What is needed: Every line with the string "Lack" should be gathered.

Raw records:
========================

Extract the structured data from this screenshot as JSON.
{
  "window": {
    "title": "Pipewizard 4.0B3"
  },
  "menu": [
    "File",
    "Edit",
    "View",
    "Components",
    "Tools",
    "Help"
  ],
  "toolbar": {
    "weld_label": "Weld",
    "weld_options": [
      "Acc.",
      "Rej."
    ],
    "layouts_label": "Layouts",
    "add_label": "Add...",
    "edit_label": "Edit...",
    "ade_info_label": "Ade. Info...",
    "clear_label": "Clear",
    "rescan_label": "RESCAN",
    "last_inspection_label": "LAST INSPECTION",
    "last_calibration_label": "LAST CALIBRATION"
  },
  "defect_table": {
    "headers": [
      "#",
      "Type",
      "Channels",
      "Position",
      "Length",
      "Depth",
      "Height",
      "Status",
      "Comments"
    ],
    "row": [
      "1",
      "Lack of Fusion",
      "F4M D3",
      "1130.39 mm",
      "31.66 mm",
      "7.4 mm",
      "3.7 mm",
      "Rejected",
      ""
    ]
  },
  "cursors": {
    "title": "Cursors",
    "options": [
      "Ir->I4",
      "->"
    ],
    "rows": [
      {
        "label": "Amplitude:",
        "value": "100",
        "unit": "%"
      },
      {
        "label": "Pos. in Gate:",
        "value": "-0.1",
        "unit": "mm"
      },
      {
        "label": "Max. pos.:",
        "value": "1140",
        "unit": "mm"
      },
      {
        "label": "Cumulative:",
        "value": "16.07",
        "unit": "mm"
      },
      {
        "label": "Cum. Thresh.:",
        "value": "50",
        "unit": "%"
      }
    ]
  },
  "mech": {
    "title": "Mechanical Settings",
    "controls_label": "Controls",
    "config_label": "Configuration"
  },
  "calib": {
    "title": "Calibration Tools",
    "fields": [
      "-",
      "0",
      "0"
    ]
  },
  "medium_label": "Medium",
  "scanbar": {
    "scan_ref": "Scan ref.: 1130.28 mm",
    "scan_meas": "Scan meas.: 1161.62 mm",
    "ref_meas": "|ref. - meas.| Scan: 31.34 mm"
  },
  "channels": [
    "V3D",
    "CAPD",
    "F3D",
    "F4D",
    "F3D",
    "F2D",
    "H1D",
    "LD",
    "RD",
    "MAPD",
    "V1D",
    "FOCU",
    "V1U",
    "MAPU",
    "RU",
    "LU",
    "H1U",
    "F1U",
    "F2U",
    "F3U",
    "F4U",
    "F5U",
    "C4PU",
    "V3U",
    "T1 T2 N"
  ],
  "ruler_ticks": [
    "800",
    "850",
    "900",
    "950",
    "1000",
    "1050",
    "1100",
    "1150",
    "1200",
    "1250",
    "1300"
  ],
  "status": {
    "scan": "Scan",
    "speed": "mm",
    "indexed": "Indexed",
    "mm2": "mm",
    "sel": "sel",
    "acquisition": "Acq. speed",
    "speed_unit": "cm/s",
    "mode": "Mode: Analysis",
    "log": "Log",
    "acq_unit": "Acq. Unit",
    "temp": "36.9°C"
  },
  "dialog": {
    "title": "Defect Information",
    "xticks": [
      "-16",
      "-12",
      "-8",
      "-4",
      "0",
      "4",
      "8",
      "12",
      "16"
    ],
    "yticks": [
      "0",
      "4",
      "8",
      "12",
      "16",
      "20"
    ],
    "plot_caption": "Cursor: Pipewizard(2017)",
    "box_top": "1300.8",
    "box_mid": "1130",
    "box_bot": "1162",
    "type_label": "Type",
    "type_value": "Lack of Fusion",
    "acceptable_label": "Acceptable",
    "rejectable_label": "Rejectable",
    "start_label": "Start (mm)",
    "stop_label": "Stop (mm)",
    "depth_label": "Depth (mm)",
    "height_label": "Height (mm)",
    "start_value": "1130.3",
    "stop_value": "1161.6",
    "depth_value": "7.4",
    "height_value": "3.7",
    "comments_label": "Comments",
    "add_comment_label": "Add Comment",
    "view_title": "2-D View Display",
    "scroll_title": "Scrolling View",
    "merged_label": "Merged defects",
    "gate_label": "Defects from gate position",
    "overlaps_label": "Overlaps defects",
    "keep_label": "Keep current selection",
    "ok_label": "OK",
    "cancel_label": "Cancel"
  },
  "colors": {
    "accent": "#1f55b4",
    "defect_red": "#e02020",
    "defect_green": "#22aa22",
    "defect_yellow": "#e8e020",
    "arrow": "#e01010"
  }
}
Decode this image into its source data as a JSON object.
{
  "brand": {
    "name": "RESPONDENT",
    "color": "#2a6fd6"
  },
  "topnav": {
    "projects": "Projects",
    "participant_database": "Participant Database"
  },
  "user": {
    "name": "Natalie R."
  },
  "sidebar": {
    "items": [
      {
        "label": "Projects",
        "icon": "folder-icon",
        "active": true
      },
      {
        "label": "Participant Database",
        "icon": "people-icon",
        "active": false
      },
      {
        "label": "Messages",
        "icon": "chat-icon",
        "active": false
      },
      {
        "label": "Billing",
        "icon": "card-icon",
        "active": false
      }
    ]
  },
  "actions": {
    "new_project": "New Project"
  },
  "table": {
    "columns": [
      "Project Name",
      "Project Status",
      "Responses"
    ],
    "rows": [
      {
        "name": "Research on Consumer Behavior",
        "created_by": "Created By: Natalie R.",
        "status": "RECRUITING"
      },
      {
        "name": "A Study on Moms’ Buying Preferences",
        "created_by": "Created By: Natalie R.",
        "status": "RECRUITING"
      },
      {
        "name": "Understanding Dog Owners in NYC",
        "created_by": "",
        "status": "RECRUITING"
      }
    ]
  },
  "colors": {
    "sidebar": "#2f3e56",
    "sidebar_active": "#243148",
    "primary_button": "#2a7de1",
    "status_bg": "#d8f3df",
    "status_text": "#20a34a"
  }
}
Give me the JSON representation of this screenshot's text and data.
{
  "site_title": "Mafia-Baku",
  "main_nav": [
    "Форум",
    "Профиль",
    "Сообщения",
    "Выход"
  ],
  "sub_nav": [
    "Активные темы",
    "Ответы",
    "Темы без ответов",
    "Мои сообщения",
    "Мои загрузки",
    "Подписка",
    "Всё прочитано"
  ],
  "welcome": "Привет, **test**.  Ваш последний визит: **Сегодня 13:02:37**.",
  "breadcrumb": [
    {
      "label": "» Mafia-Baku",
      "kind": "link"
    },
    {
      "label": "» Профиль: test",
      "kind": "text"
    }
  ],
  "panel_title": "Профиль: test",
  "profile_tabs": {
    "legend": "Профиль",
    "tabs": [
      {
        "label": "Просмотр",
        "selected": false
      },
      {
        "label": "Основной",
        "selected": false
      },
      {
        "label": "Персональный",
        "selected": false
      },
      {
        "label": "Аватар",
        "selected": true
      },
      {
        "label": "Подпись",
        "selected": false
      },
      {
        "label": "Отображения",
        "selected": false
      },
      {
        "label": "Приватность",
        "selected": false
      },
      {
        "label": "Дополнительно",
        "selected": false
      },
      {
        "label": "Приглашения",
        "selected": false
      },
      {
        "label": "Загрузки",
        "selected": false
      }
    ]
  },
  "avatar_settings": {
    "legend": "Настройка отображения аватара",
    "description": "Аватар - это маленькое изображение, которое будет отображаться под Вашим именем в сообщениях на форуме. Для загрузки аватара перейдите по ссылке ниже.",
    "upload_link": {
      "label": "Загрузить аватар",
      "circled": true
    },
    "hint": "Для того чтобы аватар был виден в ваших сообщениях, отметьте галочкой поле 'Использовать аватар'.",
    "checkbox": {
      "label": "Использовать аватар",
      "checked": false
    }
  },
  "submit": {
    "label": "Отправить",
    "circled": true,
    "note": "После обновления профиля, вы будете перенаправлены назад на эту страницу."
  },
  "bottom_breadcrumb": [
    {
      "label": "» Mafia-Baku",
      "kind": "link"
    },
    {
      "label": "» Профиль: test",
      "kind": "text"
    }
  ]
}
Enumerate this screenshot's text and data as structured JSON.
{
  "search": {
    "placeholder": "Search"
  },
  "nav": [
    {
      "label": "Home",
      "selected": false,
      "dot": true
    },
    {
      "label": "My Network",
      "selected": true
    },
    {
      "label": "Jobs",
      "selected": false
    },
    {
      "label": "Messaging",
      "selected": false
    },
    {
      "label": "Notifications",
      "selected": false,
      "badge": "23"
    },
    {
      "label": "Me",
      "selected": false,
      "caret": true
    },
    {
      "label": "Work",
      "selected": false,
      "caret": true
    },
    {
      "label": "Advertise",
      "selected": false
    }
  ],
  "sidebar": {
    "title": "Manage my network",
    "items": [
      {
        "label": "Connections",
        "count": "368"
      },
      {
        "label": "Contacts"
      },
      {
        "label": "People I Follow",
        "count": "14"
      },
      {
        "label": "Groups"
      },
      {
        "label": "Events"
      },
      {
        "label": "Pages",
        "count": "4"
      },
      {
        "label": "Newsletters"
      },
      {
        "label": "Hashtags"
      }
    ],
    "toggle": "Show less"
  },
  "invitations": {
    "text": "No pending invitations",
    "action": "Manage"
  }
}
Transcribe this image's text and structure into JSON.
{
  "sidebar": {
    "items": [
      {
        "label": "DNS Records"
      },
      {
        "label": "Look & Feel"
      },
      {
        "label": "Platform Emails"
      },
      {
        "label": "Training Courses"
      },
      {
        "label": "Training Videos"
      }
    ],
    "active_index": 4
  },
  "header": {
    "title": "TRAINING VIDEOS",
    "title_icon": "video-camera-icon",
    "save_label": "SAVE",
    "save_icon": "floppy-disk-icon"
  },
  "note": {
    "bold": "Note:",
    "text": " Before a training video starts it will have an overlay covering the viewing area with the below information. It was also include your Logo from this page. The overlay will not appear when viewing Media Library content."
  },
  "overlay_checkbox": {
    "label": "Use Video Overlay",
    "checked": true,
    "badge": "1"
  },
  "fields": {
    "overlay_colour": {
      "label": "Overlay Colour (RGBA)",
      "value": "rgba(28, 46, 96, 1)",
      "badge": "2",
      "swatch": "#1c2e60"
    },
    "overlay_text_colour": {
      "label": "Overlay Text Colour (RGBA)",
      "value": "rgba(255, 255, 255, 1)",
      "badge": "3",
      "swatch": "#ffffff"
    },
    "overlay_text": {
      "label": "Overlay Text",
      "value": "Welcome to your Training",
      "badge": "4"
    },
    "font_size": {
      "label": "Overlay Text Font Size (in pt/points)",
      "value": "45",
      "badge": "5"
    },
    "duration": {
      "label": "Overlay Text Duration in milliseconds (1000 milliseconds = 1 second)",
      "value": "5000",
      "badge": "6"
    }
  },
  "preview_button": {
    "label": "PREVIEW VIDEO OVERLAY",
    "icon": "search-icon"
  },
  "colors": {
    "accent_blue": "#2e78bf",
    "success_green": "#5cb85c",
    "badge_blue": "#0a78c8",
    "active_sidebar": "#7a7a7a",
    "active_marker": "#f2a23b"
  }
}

========================

Response for this exercise:
      "Lack of Fusion",
    "type_value": "Lack of Fusion",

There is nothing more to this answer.